> TASK GOAL
Go through the material below and copy all lines with "legal".

── DATA SHOWN

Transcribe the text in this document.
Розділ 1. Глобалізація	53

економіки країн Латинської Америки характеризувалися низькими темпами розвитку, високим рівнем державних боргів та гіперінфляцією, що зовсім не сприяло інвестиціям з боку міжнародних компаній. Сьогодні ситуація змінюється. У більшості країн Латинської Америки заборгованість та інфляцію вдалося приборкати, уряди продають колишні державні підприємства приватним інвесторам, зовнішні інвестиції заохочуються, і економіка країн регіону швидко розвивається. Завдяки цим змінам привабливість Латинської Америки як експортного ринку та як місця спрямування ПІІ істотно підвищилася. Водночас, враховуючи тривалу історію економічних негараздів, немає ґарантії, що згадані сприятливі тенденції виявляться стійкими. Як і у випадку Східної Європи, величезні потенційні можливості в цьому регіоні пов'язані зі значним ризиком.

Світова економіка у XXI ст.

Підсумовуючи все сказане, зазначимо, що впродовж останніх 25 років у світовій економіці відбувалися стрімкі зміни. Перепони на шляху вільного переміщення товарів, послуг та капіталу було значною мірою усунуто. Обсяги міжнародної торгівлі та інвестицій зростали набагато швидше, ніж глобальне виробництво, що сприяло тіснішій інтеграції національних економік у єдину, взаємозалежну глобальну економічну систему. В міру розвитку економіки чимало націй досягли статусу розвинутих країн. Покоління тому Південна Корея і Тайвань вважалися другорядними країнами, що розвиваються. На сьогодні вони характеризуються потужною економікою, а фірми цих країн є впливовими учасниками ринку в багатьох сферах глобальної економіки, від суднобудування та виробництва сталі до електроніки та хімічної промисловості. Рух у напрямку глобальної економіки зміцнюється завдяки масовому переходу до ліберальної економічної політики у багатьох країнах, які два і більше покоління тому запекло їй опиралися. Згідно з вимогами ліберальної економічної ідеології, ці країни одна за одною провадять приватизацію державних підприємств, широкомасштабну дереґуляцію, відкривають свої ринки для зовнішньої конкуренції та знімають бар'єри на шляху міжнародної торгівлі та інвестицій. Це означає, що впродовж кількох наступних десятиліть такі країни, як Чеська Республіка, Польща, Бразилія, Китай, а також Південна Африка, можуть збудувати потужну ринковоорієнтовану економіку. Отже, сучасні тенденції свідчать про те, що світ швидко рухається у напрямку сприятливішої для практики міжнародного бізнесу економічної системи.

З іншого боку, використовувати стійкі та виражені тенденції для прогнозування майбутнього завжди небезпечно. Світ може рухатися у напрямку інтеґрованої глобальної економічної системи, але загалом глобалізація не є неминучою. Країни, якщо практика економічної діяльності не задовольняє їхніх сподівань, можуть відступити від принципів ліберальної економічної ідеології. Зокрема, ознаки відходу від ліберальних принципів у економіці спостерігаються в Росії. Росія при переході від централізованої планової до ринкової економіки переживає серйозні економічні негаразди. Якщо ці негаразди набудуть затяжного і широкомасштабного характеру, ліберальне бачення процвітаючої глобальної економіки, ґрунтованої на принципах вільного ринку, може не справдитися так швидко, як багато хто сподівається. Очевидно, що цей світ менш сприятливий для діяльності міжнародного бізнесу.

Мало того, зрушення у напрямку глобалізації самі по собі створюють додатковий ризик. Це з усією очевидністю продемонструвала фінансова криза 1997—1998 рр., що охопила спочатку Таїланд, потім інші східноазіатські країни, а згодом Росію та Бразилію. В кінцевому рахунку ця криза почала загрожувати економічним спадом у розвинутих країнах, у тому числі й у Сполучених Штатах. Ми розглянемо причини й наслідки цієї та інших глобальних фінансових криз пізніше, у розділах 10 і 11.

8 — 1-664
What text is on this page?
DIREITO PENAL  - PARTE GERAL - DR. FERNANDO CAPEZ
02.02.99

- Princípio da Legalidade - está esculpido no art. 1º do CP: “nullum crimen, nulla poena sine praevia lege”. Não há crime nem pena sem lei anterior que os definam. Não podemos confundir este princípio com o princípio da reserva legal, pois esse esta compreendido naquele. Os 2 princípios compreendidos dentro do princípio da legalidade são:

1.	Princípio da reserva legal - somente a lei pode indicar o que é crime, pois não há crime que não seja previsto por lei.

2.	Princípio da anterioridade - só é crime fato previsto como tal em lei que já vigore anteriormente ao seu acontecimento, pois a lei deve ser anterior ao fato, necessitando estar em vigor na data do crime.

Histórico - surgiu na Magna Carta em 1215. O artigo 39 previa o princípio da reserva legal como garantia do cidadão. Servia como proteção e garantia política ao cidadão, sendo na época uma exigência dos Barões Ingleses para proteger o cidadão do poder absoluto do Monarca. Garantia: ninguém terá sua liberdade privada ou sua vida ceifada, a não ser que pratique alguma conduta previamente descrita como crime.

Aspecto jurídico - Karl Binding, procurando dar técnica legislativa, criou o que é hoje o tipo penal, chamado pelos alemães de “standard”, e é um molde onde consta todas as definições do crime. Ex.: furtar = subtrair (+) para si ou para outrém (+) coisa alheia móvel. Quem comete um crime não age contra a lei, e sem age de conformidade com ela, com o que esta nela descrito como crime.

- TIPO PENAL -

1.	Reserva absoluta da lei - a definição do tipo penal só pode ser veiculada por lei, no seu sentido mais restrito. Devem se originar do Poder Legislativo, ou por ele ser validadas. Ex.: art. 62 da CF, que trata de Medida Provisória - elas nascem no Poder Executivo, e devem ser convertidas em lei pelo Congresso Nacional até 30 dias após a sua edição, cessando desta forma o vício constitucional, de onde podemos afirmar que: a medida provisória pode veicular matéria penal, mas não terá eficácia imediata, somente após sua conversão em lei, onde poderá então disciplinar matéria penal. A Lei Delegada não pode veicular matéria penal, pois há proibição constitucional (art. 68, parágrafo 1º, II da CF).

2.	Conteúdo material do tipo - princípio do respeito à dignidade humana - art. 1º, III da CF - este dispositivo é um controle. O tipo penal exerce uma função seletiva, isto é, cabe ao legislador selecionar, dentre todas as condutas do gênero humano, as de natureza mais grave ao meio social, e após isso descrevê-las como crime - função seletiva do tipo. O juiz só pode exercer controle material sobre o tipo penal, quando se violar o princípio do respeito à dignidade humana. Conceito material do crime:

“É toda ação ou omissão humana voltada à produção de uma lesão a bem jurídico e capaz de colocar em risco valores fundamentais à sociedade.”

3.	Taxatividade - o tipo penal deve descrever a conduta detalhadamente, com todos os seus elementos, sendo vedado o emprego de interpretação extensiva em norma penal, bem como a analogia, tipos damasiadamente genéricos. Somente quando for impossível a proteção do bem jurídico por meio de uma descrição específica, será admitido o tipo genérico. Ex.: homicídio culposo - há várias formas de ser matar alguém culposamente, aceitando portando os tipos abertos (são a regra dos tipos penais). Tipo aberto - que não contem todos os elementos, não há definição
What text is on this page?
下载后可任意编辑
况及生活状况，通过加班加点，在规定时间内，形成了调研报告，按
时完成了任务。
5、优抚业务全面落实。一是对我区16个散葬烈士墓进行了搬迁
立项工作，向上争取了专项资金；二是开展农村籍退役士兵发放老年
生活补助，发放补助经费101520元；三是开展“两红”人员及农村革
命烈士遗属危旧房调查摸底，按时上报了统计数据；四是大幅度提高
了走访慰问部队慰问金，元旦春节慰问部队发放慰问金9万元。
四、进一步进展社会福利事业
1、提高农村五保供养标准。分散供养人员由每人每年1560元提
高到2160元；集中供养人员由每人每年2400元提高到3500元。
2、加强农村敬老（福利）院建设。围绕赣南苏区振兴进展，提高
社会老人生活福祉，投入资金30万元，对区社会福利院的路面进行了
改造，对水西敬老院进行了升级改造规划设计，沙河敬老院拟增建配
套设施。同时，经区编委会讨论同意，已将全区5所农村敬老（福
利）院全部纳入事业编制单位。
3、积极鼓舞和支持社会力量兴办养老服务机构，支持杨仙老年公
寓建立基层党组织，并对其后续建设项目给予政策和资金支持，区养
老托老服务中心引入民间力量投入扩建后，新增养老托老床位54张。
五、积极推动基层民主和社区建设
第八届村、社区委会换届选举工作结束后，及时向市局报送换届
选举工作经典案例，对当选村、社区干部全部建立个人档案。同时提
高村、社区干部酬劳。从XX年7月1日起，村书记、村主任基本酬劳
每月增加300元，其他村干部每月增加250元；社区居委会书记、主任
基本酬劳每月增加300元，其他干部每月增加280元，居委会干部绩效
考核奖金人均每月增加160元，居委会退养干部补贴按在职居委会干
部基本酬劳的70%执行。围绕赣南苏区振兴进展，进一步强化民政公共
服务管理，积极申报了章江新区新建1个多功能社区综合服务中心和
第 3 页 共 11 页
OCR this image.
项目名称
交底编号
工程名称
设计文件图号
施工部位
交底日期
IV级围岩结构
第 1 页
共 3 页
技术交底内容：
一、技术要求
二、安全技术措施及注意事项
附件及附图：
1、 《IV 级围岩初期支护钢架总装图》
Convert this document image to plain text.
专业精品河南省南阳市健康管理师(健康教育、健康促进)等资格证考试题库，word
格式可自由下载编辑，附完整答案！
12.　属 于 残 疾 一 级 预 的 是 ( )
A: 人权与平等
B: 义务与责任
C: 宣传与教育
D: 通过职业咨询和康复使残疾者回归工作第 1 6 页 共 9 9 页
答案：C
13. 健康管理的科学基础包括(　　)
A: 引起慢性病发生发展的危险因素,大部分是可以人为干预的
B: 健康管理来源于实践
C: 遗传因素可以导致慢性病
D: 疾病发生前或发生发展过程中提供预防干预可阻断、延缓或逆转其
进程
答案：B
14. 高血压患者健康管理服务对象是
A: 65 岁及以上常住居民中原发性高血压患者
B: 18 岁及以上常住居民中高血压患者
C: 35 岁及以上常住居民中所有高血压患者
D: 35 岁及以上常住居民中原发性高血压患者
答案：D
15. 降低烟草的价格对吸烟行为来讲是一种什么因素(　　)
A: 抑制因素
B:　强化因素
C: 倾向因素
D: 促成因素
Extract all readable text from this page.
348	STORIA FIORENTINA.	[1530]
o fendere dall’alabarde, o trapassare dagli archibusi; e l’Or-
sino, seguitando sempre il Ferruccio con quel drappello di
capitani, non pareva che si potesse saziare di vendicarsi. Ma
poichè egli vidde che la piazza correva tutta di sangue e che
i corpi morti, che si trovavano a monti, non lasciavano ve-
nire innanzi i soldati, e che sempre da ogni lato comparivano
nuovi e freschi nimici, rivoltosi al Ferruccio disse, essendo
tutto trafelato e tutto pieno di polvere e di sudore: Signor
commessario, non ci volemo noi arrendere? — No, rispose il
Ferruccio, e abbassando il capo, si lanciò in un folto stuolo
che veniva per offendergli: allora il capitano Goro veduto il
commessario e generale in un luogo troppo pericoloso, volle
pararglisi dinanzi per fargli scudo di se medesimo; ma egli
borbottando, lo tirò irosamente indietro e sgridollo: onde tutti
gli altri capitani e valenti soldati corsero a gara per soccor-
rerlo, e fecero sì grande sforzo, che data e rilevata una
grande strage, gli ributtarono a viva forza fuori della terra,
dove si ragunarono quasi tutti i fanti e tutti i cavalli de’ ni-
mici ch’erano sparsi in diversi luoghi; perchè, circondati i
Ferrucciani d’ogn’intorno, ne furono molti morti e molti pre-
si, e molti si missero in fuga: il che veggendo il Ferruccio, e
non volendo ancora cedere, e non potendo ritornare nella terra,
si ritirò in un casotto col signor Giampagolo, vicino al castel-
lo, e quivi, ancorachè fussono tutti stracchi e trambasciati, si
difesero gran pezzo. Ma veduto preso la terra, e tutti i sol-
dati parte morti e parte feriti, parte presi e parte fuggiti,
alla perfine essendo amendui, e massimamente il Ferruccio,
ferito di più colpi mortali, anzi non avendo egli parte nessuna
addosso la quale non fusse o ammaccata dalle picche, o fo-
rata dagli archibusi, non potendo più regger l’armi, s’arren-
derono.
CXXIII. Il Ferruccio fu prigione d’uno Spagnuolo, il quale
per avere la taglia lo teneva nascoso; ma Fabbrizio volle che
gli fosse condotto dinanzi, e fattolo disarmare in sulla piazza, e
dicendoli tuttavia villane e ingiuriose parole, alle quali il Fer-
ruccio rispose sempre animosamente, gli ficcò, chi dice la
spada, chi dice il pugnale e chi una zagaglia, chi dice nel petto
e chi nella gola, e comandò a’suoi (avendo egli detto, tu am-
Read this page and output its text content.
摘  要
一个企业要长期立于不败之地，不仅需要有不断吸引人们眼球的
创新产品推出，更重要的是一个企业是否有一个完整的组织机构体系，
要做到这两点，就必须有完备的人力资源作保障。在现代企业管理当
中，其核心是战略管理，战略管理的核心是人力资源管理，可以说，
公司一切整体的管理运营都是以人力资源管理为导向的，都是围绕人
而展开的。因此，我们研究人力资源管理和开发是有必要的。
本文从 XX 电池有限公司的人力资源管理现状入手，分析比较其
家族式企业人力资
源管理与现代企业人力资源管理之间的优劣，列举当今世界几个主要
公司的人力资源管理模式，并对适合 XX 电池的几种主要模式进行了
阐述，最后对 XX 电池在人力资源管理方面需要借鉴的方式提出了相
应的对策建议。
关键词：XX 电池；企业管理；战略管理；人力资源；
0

────

> FULL RESPONSE
- Princípio da Legalidade - está esculpido no art. 1º do CP: “nullum crimen, nulla poena sine praevia lege”. Não há crime nem pena sem lei anterior que os definam. Não podemos confundir este princípio com o princípio da reserva legal, pois esse esta compreendido naquele. Os 2 princípios compreendidos dentro do princípio da legalidade são:
1.	Princípio da reserva legal - somente a lei pode indicar o que é crime, pois não há crime que não seja previsto por lei.
Histórico - surgiu na Magna Carta em 1215. O artigo 39 previa o princípio da reserva legal como garantia do cidadão. Servia como proteção e garantia política ao cidadão, sendo na época uma exigência dos Barões Ingleses para proteger o cidadão do poder absoluto do Monarca. Garantia: ninguém terá sua liberdade privada ou sua vida ceifada, a não ser que pratique alguma conduta previamente descrita como crime.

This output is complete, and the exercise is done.